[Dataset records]
_ _ _ _ _ _ _

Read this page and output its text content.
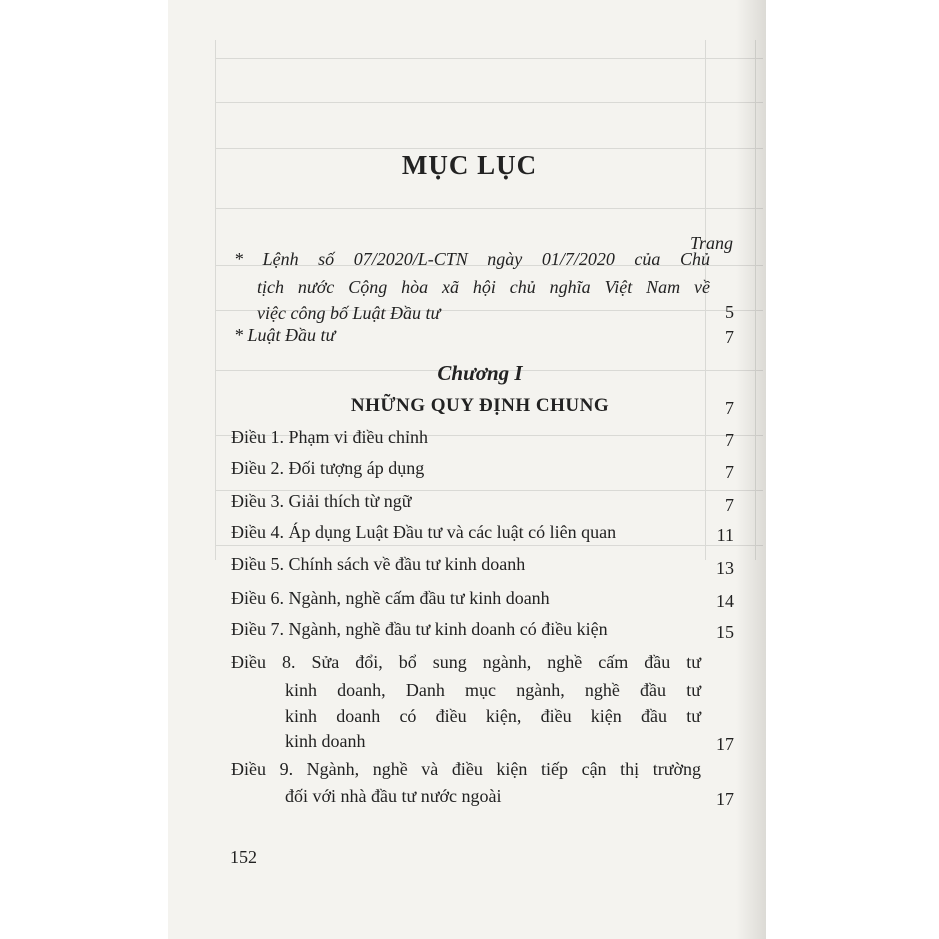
MỤC LỤC
Trang
* Lệnh số 07/2020/L-CTN ngày 01/7/2020 của Chủ
tịch nước Cộng hòa xã hội chủ nghĩa Việt Nam về
việc công bố Luật Đầu tư	5
* Luật Đầu tư	7
Chương I
NHỮNG QUY ĐỊNH CHUNG	7
Điều 1. Phạm vi điều chỉnh	7
Điều 2. Đối tượng áp dụng	7
Điều 3. Giải thích từ ngữ	7
Điều 4. Áp dụng Luật Đầu tư và các luật có liên quan	11
Điều 5. Chính sách về đầu tư kinh doanh	13
Điều 6. Ngành, nghề cấm đầu tư kinh doanh	14
Điều 7. Ngành, nghề đầu tư kinh doanh có điều kiện	15
Điều 8. Sửa đổi, bổ sung ngành, nghề cấm đầu tư
kinh doanh, Danh mục ngành, nghề đầu tư
kinh doanh có điều kiện, điều kiện đầu tư
kinh doanh	17
Điều 9. Ngành, nghề và điều kiện tiếp cận thị trường
đối với nhà đầu tư nước ngoài	17
152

_ _ _ _ _ _ _

Task description: Restate the whole listing above exactly, except for its images.

Result below:
Read this page and output its text content.
MỤC LỤC
Trang
* Lệnh số 07/2020/L-CTN ngày 01/7/2020 của Chủ
tịch nước Cộng hòa xã hội chủ nghĩa Việt Nam về
việc công bố Luật Đầu tư	5
* Luật Đầu tư	7
Chương I
NHỮNG QUY ĐỊNH CHUNG	7
Điều 1. Phạm vi điều chỉnh	7
Điều 2. Đối tượng áp dụng	7
Điều 3. Giải thích từ ngữ	7
Điều 4. Áp dụng Luật Đầu tư và các luật có liên quan	11
Điều 5. Chính sách về đầu tư kinh doanh	13
Điều 6. Ngành, nghề cấm đầu tư kinh doanh	14
Điều 7. Ngành, nghề đầu tư kinh doanh có điều kiện	15
Điều 8. Sửa đổi, bổ sung ngành, nghề cấm đầu tư
kinh doanh, Danh mục ngành, nghề đầu tư
kinh doanh có điều kiện, điều kiện đầu tư
kinh doanh	17
Điều 9. Ngành, nghề và điều kiện tiếp cận thị trường
đối với nhà đầu tư nước ngoài	17
152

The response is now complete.